HOW TO COMPLETE THIS TASK
Print the part of the thoracic aortic guidelines article that begins with the words "New ACC Thoracic" and ends with "the spinal cord.", copying it word for word.

(SOURCE TEXT begins)

New ACC Thoracic Aortic guidelines: CSF drains; changing DLETT at the end of surgery

The guidelines can be downloaded from the Web site http://content.onlinejacc.org/cgi/reprint/55/14/e27.pdf

Anesthesiology News notes, regarding CSF drains:

In particular, the recommended strategy for spinal cord protection during descending aortic open surgical and endovascular repair is likely to change practice, according to David Reich, MD, professor and chair of anesthesiology at Mount Sinai School of Medicine in New York City. The class I recommendation (section 14.5.2) states that in patients at high risk for spinal cord ischemic injury, drainage of cerebrospinal fluid (CSF) protects the spinal cord.

Dr. Reich said the key phrase in the recommendation is patients at high risk for spinal cord ischemic injury. “That’s new,” he said. “Clinicians will be concerned as to determining what constitutes high risk, and what will happen if they did not do CSF drainage in a patient who is paralyzed postoperatively.” He said that the definition of high risk is fairly well defined in the surgical literature.

(SOURCE TEXT ends)
(DATASET EXTRACT begins)

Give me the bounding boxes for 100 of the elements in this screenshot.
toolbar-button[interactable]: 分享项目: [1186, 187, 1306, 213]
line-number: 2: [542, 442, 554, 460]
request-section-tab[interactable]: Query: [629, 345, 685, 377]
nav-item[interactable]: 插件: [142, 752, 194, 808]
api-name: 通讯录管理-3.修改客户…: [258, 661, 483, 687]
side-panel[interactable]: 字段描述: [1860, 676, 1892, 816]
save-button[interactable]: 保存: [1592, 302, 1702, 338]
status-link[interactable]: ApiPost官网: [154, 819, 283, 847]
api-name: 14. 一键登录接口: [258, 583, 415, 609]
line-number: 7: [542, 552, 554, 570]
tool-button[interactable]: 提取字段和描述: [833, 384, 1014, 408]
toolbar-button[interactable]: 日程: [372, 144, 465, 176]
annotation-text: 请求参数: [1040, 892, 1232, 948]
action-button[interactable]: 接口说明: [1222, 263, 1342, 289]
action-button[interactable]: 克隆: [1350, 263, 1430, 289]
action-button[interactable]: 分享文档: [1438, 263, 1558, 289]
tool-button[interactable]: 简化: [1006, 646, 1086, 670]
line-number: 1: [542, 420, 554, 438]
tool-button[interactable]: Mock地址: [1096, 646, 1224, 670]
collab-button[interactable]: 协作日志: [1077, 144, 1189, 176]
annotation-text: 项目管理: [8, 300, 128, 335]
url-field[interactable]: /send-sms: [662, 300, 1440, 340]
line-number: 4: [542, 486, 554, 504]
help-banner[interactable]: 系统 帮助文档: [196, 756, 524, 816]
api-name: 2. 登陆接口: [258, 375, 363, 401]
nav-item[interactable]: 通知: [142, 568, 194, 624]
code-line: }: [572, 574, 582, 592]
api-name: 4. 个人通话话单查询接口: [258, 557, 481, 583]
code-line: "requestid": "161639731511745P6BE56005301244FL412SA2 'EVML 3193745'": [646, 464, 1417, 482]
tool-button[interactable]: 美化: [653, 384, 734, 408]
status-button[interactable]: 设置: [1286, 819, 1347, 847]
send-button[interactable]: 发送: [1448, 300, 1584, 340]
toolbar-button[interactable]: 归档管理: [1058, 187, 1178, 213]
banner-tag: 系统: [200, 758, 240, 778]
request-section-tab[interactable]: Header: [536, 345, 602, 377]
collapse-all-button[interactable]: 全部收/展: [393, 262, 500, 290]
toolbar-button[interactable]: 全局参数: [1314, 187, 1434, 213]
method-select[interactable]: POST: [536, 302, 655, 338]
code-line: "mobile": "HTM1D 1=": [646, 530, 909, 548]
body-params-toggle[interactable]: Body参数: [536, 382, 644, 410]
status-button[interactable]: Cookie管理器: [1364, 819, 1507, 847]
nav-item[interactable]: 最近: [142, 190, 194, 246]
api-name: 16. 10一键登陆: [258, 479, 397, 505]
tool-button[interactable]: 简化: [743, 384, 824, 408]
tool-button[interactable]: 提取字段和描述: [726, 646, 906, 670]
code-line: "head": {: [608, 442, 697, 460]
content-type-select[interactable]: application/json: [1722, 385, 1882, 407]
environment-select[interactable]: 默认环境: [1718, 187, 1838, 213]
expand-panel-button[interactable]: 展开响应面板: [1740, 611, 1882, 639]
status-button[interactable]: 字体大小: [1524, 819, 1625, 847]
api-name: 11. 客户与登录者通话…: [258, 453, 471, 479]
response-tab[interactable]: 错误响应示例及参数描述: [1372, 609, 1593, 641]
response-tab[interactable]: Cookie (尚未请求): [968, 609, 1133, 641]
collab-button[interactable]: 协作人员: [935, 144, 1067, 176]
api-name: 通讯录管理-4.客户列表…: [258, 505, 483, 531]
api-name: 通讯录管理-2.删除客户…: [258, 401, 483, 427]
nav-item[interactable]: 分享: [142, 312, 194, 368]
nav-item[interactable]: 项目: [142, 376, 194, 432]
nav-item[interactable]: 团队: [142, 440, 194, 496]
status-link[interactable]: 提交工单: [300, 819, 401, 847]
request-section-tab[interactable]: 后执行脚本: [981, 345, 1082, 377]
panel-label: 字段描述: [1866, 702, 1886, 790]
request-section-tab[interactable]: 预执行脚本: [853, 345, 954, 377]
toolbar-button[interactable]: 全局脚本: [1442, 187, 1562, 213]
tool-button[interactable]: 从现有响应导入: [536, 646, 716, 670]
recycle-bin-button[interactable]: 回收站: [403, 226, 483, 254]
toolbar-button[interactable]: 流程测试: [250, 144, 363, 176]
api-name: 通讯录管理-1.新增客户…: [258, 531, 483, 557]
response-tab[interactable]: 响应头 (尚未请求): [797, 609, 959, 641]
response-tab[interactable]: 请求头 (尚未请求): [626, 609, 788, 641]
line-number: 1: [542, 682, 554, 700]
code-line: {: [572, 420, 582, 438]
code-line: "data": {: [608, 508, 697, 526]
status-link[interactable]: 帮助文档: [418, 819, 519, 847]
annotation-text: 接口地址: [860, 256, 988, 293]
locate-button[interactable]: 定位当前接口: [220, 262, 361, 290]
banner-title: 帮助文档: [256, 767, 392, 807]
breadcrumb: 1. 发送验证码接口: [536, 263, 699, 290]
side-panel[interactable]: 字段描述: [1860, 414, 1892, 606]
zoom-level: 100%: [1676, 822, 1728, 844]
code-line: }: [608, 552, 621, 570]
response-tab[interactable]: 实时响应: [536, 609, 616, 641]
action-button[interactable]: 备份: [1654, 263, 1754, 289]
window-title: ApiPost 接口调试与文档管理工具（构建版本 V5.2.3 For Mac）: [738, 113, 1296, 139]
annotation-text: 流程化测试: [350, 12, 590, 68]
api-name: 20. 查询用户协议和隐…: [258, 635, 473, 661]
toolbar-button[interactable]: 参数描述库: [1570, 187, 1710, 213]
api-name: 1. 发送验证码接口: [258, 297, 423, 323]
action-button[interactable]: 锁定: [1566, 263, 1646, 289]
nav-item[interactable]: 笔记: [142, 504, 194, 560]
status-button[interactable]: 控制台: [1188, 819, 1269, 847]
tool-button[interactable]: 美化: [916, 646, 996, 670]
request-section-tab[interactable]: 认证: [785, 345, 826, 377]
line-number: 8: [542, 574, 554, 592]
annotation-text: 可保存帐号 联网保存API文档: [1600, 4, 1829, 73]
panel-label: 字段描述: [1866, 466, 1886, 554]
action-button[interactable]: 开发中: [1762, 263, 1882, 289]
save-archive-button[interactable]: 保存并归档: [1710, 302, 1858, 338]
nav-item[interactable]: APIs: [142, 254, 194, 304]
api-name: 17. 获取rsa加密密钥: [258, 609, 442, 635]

(DATASET EXTRACT ends)

RESULT FOR THIS EXERCISE
New ACC Thoracic Aortic guidelines: CSF drains; changing DLETT at the end of surgery

The guidelines can be downloaded from the Web site http://content.onlinejacc.org/cgi/reprint/55/14/e27.pdf

Anesthesiology News notes, regarding CSF drains:

In particular, the recommended strategy for spinal cord protection during descending aortic open surgical and endovascular repair is likely to change practice, according to David Reich, MD, professor and chair of anesthesiology at Mount Sinai School of Medicine in New York City. The class I recommendation (section 14.5.2) states that in patients at high risk for spinal cord ischemic injury, drainage of cerebrospinal fluid (CSF) protects the spinal cord.